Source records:
****************

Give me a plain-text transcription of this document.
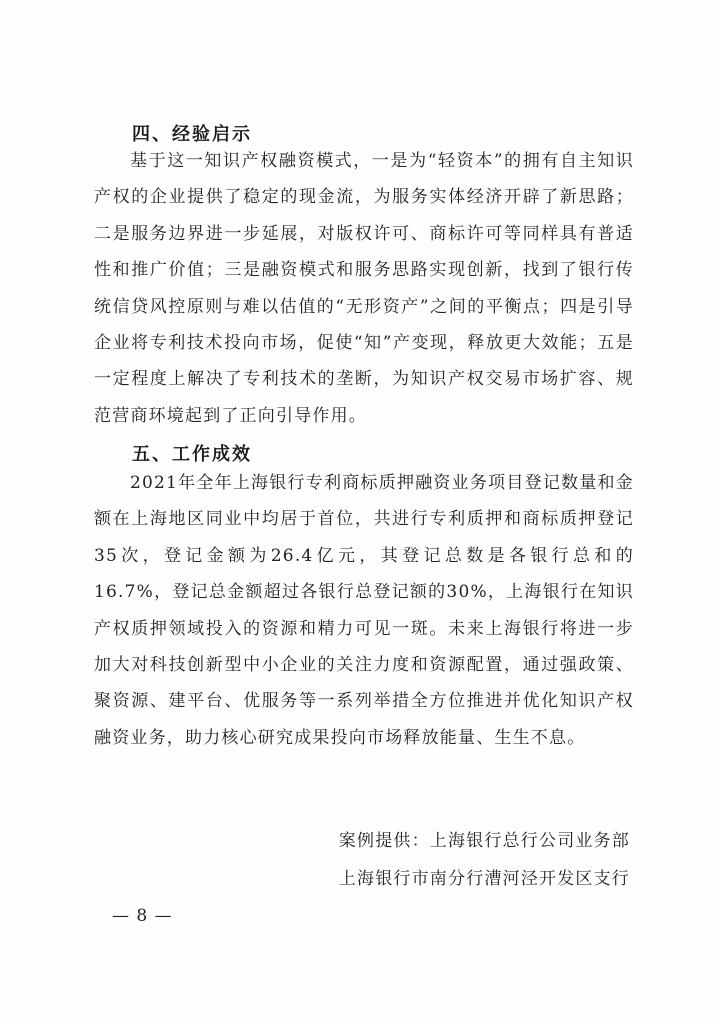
四、经验启示
基于这一知识产权融资模式，一是为“轻资本”的拥有自主知识产权的企业提供了稳定的现金流，为服务实体经济开辟了新思路；二是服务边界进一步延展，对版权许可、商标许可等同样具有普适性和推广价值；三是融资模式和服务思路实现创新，找到了银行传统信贷风控原则与难以估值的“无形资产”之间的平衡点；四是引导企业将专利技术投向市场，促使“知”产变现，释放更大效能；五是一定程度上解决了专利技术的垄断，为知识产权交易市场扩容、规范营商环境起到了正向引导作用。
五、工作成效
2021年全年上海银行专利商标质押融资业务项目登记数量和金额在上海地区同业中均居于首位，共进行专利质押和商标质押登记35次，登记金额为26.4亿元，其登记总数是各银行总和的16.7%，登记总金额超过各银行总登记额的30%，上海银行在知识产权质押领域投入的资源和精力可见一斑。未来上海银行将进一步加大对科技创新型中小企业的关注力度和资源配置，通过强政策、聚资源、建平台、优服务等一系列举措全方位推进并优化知识产权融资业务，助力核心研究成果投向市场释放能量、生生不息。
案例提供：上海银行总行公司业务部
上海银行市南分行漕河泾开发区支行
— 8 —
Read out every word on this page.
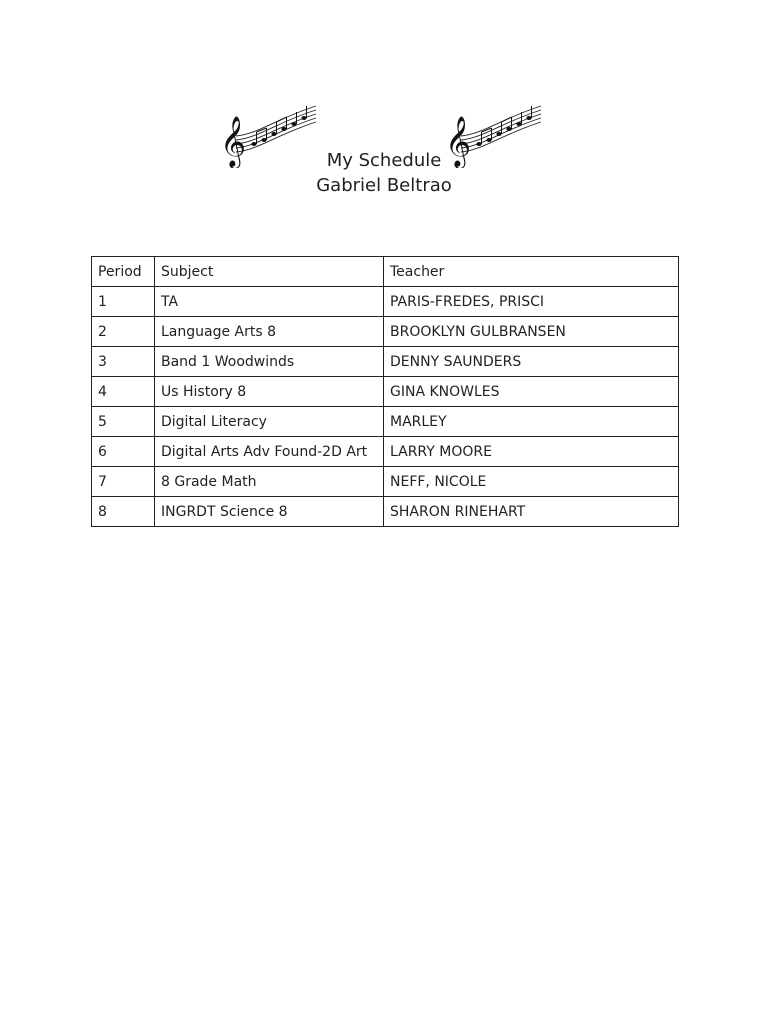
𝄞	𝄞
My Schedule
Gabriel Beltrao
Period	Subject	Teacher
1	TA	PARIS-FREDES, PRISCI
2	Language Arts 8	BROOKLYN GULBRANSEN
3	Band 1 Woodwinds	DENNY SAUNDERS
4	Us History 8	GINA KNOWLES
5	Digital Literacy	MARLEY
6	Digital Arts Adv Found-2D Art	LARRY MOORE
7	8 Grade Math	NEFF, NICOLE
8	INGRDT Science 8	SHARON RINEHART
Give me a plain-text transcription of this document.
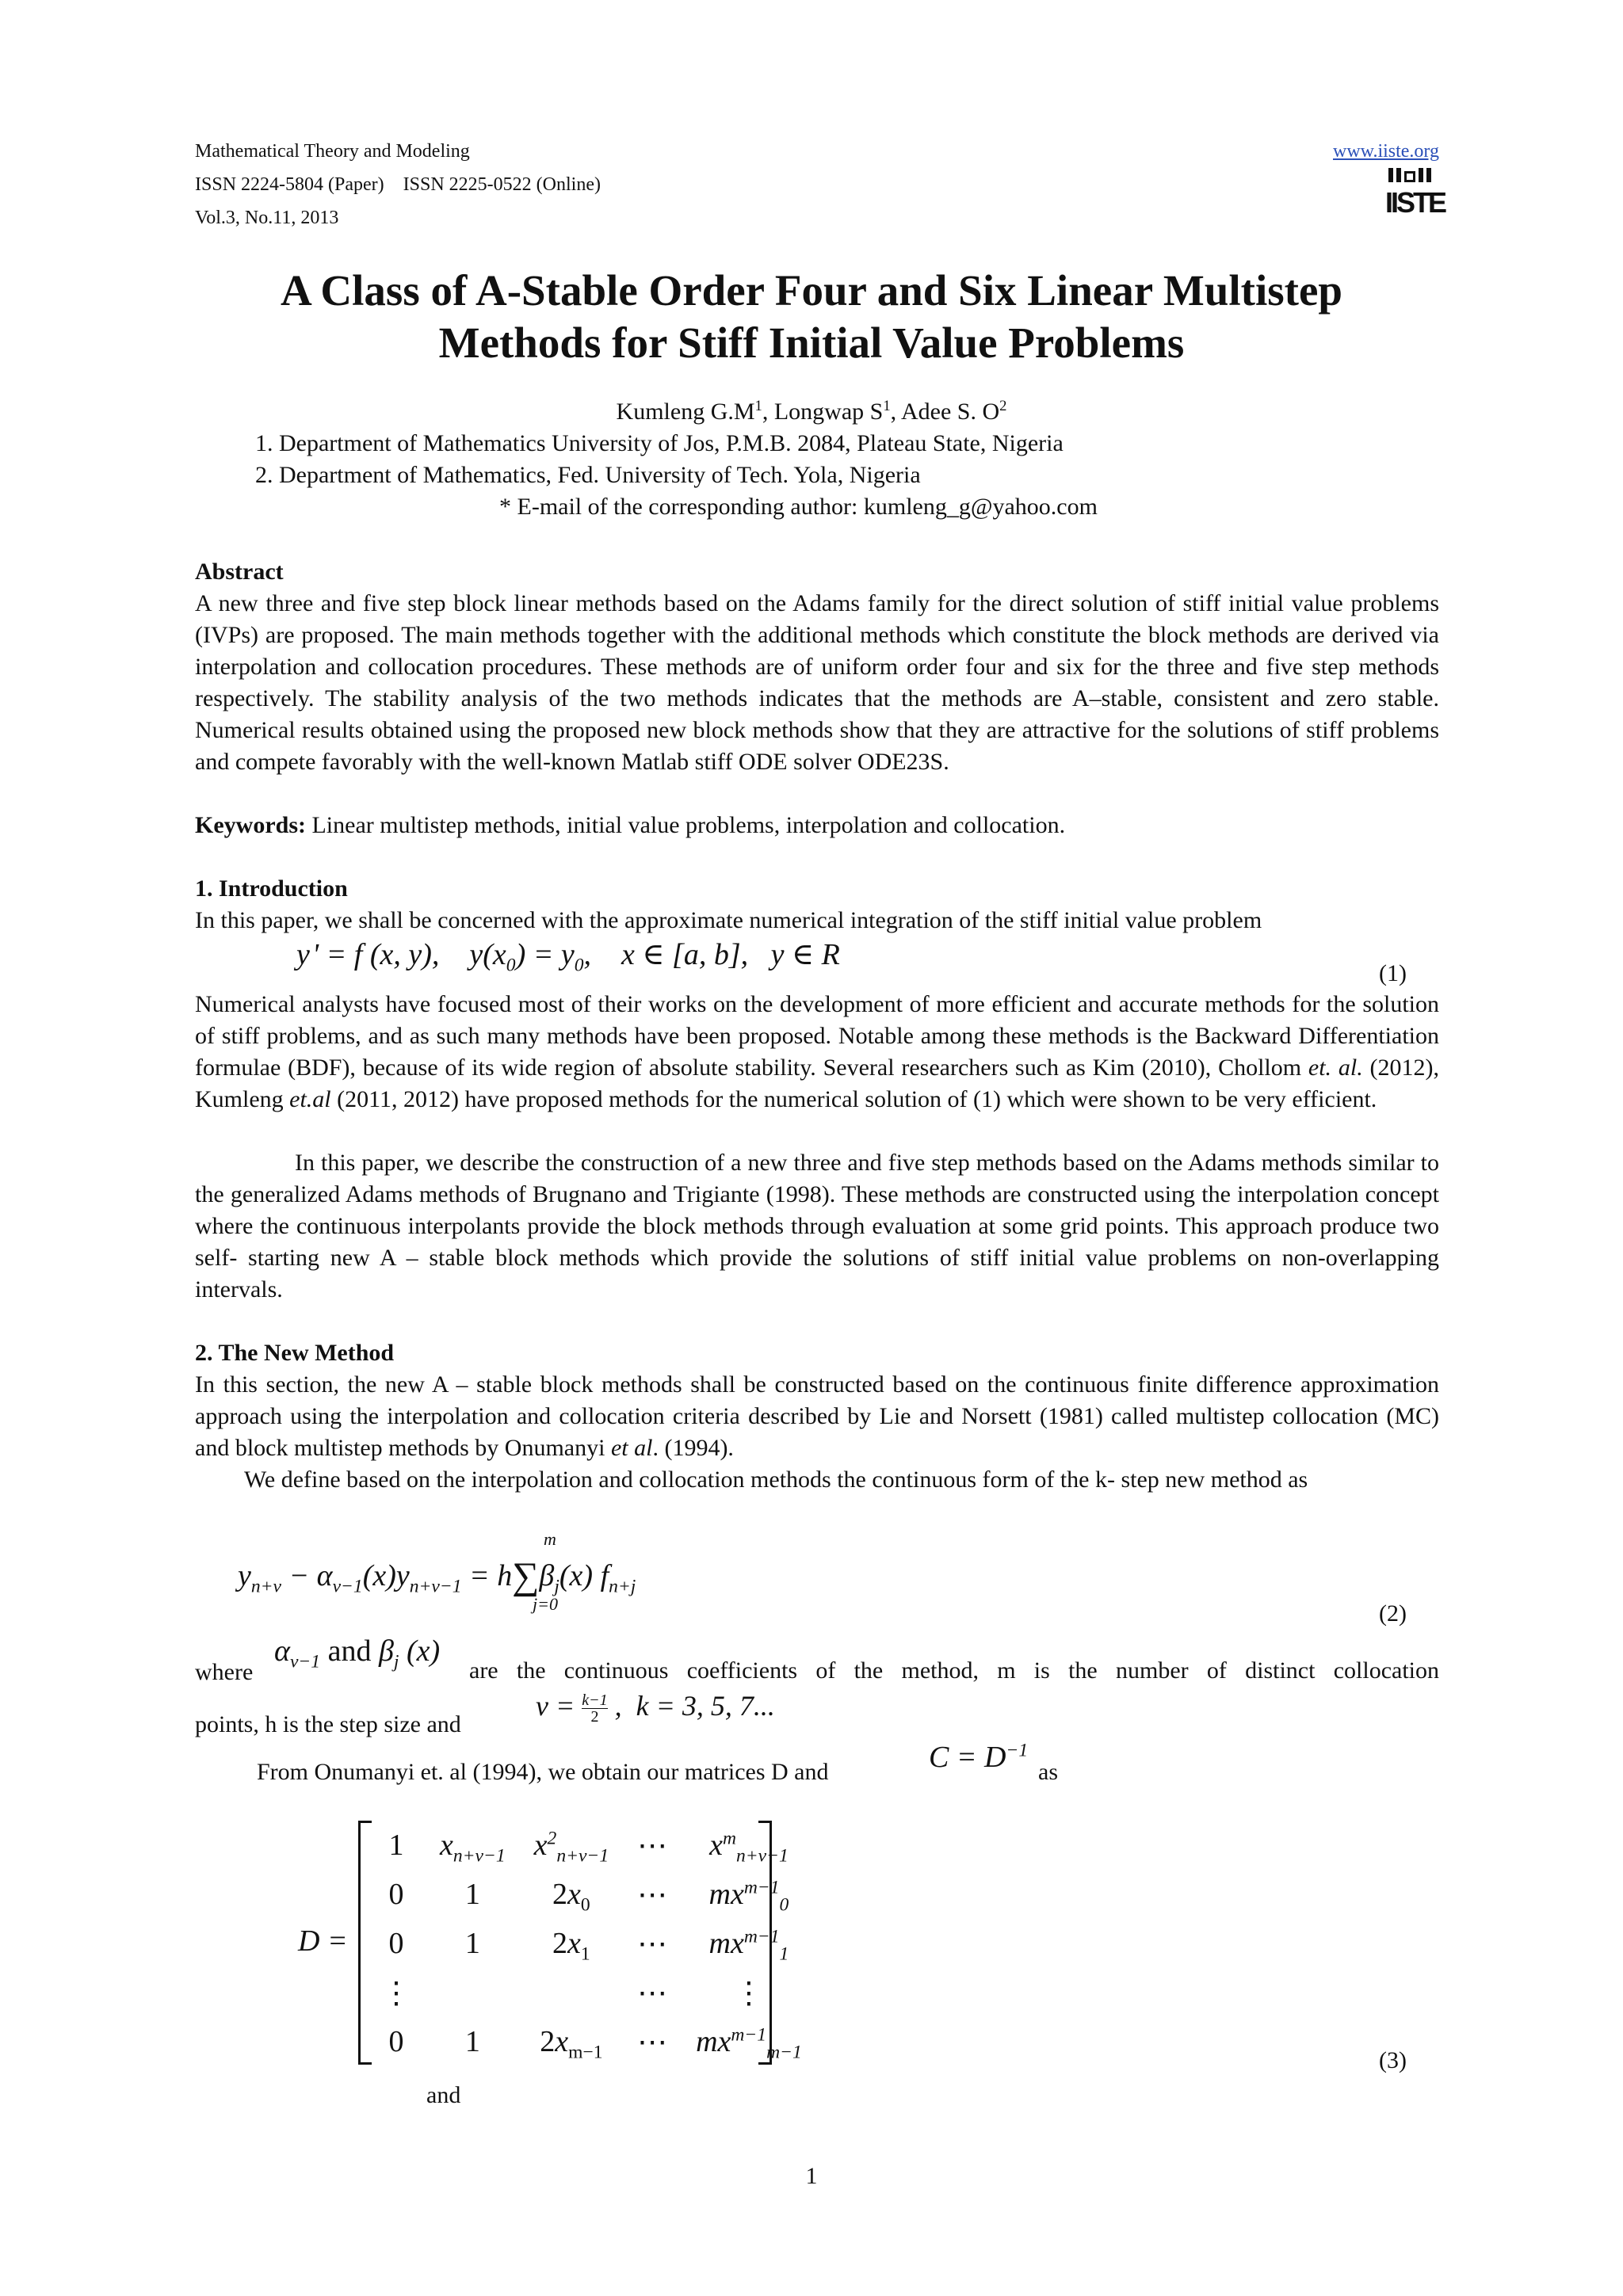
Mathematical Theory and Modeling
ISSN 2224-5804 (Paper)    ISSN 2225-0522 (Online)
Vol.3, No.11, 2013
www.iiste.org
IISTE
A Class of A-Stable Order Four and Six Linear Multistep
Methods for Stiff Initial Value Problems
Kumleng $G.M^1$, Longwap $S^1$, Adee S. $O^2$
1. Department of Mathematics University of Jos, P.M.B. 2084, Plateau State, Nigeria
2. Department of Mathematics, Fed. University of Tech. Yola, Nigeria
* E-mail of the corresponding author: kumleng_g@yahoo.com
Abstract
A new three and five step block linear methods based on the Adams family for the direct solution of stiff initial value problems (IVPs) are proposed. The main methods together with the additional methods which constitute the block methods are derived via interpolation and collocation procedures. These methods are of uniform order four and six for the three and five step methods respectively. The stability analysis of the two methods indicates that the methods are A–stable, consistent and zero stable. Numerical results obtained using the proposed new block methods show that they are attractive for the solutions of stiff problems and compete favorably with the well-known Matlab stiff ODE solver ODE23S.
Keywords: Linear multistep methods, initial value problems, interpolation and collocation.
1. Introduction
In this paper, we shall be concerned with the approximate numerical integration of the stiff initial value problem
y ' = f (x, y),    $y(x_0) = y_0$,    x ∈ [a, b],   y ∈ R
(1)
Numerical analysts have focused most of their works on the development of more efficient and accurate methods for the solution of stiff problems, and as such many methods have been proposed. Notable among these methods is the Backward Differentiation formulae (BDF), because of its wide region of absolute stability. Several researchers such as Kim (2010), Chollom et. al. (2012), Kumleng et.al (2011, 2012) have proposed methods for the numerical solution of (1) which were shown to be very efficient.
In this paper, we describe the construction of a new three and five step methods based on the Adams methods similar to the generalized Adams methods of Brugnano and Trigiante (1998). These methods are constructed using the interpolation concept where the continuous interpolants provide the block methods through evaluation at some grid points. This approach produce two self- starting new A – stable block methods which provide the solutions of stiff initial value problems on non-overlapping intervals.
2. The New Method
In this section, the new A – stable block methods shall be constructed based on the continuous finite difference approximation approach using the interpolation and collocation criteria described by Lie and Norsett (1981) called multistep collocation (MC) and block multistep methods by Onumanyi et al. (1994).
We define based on the interpolation and collocation methods the continuous form of the k- step new method as
$y_{n+v} - \alpha_{v-1}(x)y_{n+v-1} = h\sum\beta_j(x)$ $f_{n+j}$
m
j=0	(2)
where
$\alpha_{v-1}$ and $\beta_j$ (x)
are the continuous coefficients of the method, m is the number of distinct collocation
points, h is the step size and
$v = \frac{k-1}{2}$ ,  k = 3, 5, 7...
From Onumanyi et. al (1994), we obtain our matrices D and	$C = D^{-1}$
as
D =
1	$x_{n+v-1}$	$x^2_{n+v-1}$	⋯	$x^m_{n+v-1}$
0	1	$2x_0$	⋯	$mx^{m-1}_0$
0	1	$2x_1$	⋯	$mx^{m-1}_1$
⋮			⋯	⋮
0	1	$2x_{m-1}$	⋯	$mx^{m-1}_{m-1}$	(3)
and
1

****************

__JOB__
All of the entries above should be duplicated exactly, except for the pictures.

__ANSWER TO THE PROBLEM__
Give me a plain-text transcription of this document.
四、经验启示
基于这一知识产权融资模式，一是为“轻资本”的拥有自主知识产权的企业提供了稳定的现金流，为服务实体经济开辟了新思路；二是服务边界进一步延展，对版权许可、商标许可等同样具有普适性和推广价值；三是融资模式和服务思路实现创新，找到了银行传统信贷风控原则与难以估值的“无形资产”之间的平衡点；四是引导企业将专利技术投向市场，促使“知”产变现，释放更大效能；五是一定程度上解决了专利技术的垄断，为知识产权交易市场扩容、规范营商环境起到了正向引导作用。
五、工作成效
2021年全年上海银行专利商标质押融资业务项目登记数量和金额在上海地区同业中均居于首位，共进行专利质押和商标质押登记35次，登记金额为26.4亿元，其登记总数是各银行总和的16.7%，登记总金额超过各银行总登记额的30%，上海银行在知识产权质押领域投入的资源和精力可见一斑。未来上海银行将进一步加大对科技创新型中小企业的关注力度和资源配置，通过强政策、聚资源、建平台、优服务等一系列举措全方位推进并优化知识产权融资业务，助力核心研究成果投向市场释放能量、生生不息。
案例提供：上海银行总行公司业务部
上海银行市南分行漕河泾开发区支行
— 8 —
Read out every word on this page.
𝄞	𝄞
My Schedule
Gabriel Beltrao
Period	Subject	Teacher
1	TA	PARIS-FREDES, PRISCI
2	Language Arts 8	BROOKLYN GULBRANSEN
3	Band 1 Woodwinds	DENNY SAUNDERS
4	Us History 8	GINA KNOWLES
5	Digital Literacy	MARLEY
6	Digital Arts Adv Found-2D Art	LARRY MOORE
7	8 Grade Math	NEFF, NICOLE
8	INGRDT Science 8	SHARON RINEHART
Give me a plain-text transcription of this document.
Mathematical Theory and Modeling
ISSN 2224-5804 (Paper)    ISSN 2225-0522 (Online)
Vol.3, No.11, 2013
www.iiste.org
IISTE
A Class of A-Stable Order Four and Six Linear Multistep
Methods for Stiff Initial Value Problems
Kumleng $G.M^1$, Longwap $S^1$, Adee S. $O^2$
1. Department of Mathematics University of Jos, P.M.B. 2084, Plateau State, Nigeria
2. Department of Mathematics, Fed. University of Tech. Yola, Nigeria
* E-mail of the corresponding author: kumleng_g@yahoo.com
Abstract
A new three and five step block linear methods based on the Adams family for the direct solution of stiff initial value problems (IVPs) are proposed. The main methods together with the additional methods which constitute the block methods are derived via interpolation and collocation procedures. These methods are of uniform order four and six for the three and five step methods respectively. The stability analysis of the two methods indicates that the methods are A–stable, consistent and zero stable. Numerical results obtained using the proposed new block methods show that they are attractive for the solutions of stiff problems and compete favorably with the well-known Matlab stiff ODE solver ODE23S.
Keywords: Linear multistep methods, initial value problems, interpolation and collocation.
1. Introduction
In this paper, we shall be concerned with the approximate numerical integration of the stiff initial value problem
y ' = f (x, y),    $y(x_0) = y_0$,    x ∈ [a, b],   y ∈ R
(1)
Numerical analysts have focused most of their works on the development of more efficient and accurate methods for the solution of stiff problems, and as such many methods have been proposed. Notable among these methods is the Backward Differentiation formulae (BDF), because of its wide region of absolute stability. Several researchers such as Kim (2010), Chollom et. al. (2012), Kumleng et.al (2011, 2012) have proposed methods for the numerical solution of (1) which were shown to be very efficient.
In this paper, we describe the construction of a new three and five step methods based on the Adams methods similar to the generalized Adams methods of Brugnano and Trigiante (1998). These methods are constructed using the interpolation concept where the continuous interpolants provide the block methods through evaluation at some grid points. This approach produce two self- starting new A – stable block methods which provide the solutions of stiff initial value problems on non-overlapping intervals.
2. The New Method
In this section, the new A – stable block methods shall be constructed based on the continuous finite difference approximation approach using the interpolation and collocation criteria described by Lie and Norsett (1981) called multistep collocation (MC) and block multistep methods by Onumanyi et al. (1994).
We define based on the interpolation and collocation methods the continuous form of the k- step new method as
$y_{n+v} - \alpha_{v-1}(x)y_{n+v-1} = h\sum\beta_j(x)$ $f_{n+j}$
m
j=0	(2)
where
$\alpha_{v-1}$ and $\beta_j$ (x)
are the continuous coefficients of the method, m is the number of distinct collocation
points, h is the step size and
$v = \frac{k-1}{2}$ ,  k = 3, 5, 7...
From Onumanyi et. al (1994), we obtain our matrices D and	$C = D^{-1}$
as
D =
1	$x_{n+v-1}$	$x^2_{n+v-1}$	⋯	$x^m_{n+v-1}$
0	1	$2x_0$	⋯	$mx^{m-1}_0$
0	1	$2x_1$	⋯	$mx^{m-1}_1$
⋮			⋯	⋮
0	1	$2x_{m-1}$	⋯	$mx^{m-1}_{m-1}$	(3)
and
1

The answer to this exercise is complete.